WHAT THE TASK ASKS: Output all lines exactly, with nothing added or dropped.
------ LISTING
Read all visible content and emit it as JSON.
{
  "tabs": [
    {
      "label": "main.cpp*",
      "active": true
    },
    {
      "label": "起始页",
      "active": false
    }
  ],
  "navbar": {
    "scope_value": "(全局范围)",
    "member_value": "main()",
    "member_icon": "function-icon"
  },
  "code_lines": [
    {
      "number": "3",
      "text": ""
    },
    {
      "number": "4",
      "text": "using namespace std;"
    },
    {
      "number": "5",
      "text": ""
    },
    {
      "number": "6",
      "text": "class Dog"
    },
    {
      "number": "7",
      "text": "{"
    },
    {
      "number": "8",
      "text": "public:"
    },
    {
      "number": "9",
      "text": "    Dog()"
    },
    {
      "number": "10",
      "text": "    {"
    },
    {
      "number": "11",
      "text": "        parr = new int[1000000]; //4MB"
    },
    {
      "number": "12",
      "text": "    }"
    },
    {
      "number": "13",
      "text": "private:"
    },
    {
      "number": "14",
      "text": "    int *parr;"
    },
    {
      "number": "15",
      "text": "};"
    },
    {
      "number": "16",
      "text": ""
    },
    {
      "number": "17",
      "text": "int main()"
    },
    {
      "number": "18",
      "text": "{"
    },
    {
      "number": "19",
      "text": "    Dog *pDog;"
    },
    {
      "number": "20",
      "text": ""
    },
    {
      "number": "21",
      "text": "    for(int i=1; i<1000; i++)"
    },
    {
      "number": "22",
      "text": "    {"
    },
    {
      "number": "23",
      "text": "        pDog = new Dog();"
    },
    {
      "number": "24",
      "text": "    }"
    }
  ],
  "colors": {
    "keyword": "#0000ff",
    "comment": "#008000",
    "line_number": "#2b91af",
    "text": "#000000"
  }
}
------------
RESULT FOR THIS EXERCISE:
Read all visible content and emit it as JSON.
{
  "tabs": [
    {
      "label": "main.cpp*",
      "active": true
    },
    {
      "label": "起始页",
      "active": false
    }
  ],
  "navbar": {
    "scope_value": "(全局范围)",
    "member_value": "main()",
    "member_icon": "function-icon"
  },
  "code_lines": [
    {
      "number": "3",
      "text": ""
    },
    {
      "number": "4",
      "text": "using namespace std;"
    },
    {
      "number": "5",
      "text": ""
    },
    {
      "number": "6",
      "text": "class Dog"
    },
    {
      "number": "7",
      "text": "{"
    },
    {
      "number": "8",
      "text": "public:"
    },
    {
      "number": "9",
      "text": "    Dog()"
    },
    {
      "number": "10",
      "text": "    {"
    },
    {
      "number": "11",
      "text": "        parr = new int[1000000]; //4MB"
    },
    {
      "number": "12",
      "text": "    }"
    },
    {
      "number": "13",
      "text": "private:"
    },
    {
      "number": "14",
      "text": "    int *parr;"
    },
    {
      "number": "15",
      "text": "};"
    },
    {
      "number": "16",
      "text": ""
    },
    {
      "number": "17",
      "text": "int main()"
    },
    {
      "number": "18",
      "text": "{"
    },
    {
      "number": "19",
      "text": "    Dog *pDog;"
    },
    {
      "number": "20",
      "text": ""
    },
    {
      "number": "21",
      "text": "    for(int i=1; i<1000; i++)"
    },
    {
      "number": "22",
      "text": "    {"
    },
    {
      "number": "23",
      "text": "        pDog = new Dog();"
    },
    {
      "number": "24",
      "text": "    }"
    }
  ],
  "colors": {
    "keyword": "#0000ff",
    "comment": "#008000",
    "line_number": "#2b91af",
    "text": "#000000"
  }
}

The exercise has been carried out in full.